* _WHAT THIS TASK INVOLVES_: Check each line of the listing for the word "Move" and give only the number of lines that have it.

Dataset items
----

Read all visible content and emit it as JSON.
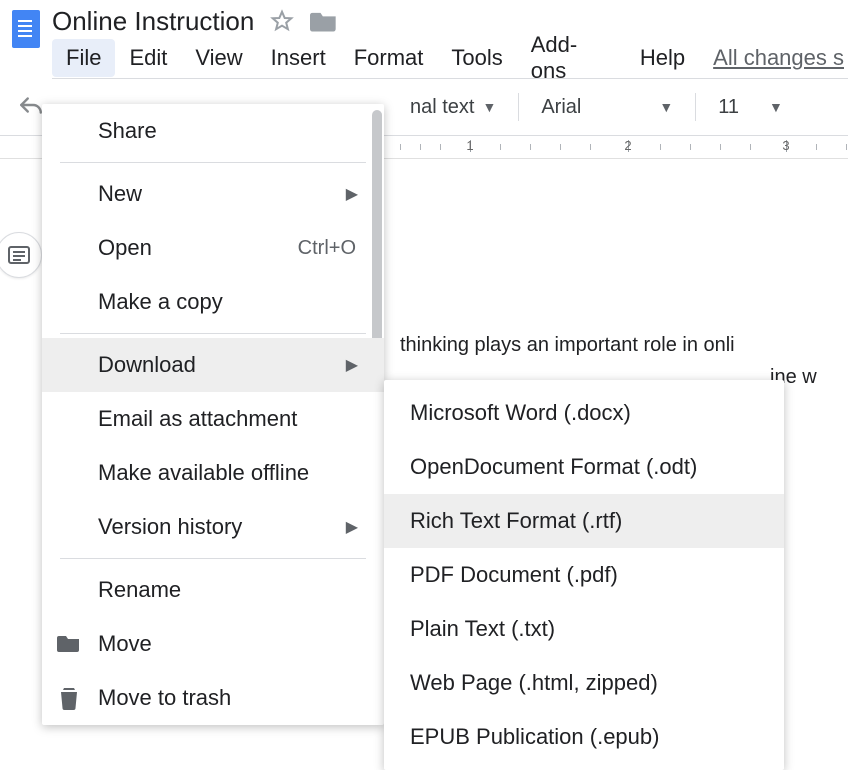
{
  "doc": {
    "title": "Online Instruction",
    "body_line1": "thinking plays an important role in onli",
    "body_line2": "ine w"
  },
  "menubar": {
    "file": "File",
    "edit": "Edit",
    "view": "View",
    "insert": "Insert",
    "format": "Format",
    "tools": "Tools",
    "addons": "Add-ons",
    "help": "Help",
    "all_changes": "All changes s"
  },
  "toolbar": {
    "style_label": "nal text",
    "font_label": "Arial",
    "font_size": "11"
  },
  "ruler": {
    "marks": [
      "1",
      "2",
      "3"
    ]
  },
  "file_menu": {
    "share": "Share",
    "new": "New",
    "open": "Open",
    "open_shortcut": "Ctrl+O",
    "make_copy": "Make a copy",
    "download": "Download",
    "email_attachment": "Email as attachment",
    "available_offline": "Make available offline",
    "version_history": "Version history",
    "rename": "Rename",
    "move": "Move",
    "move_to_trash": "Move to trash"
  },
  "download_submenu": {
    "docx": "Microsoft Word (.docx)",
    "odt": "OpenDocument Format (.odt)",
    "rtf": "Rich Text Format (.rtf)",
    "pdf": "PDF Document (.pdf)",
    "txt": "Plain Text (.txt)",
    "html": "Web Page (.html, zipped)",
    "epub": "EPUB Publication (.epub)"
  }
}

----

* _WORKED SOLUTION_: 2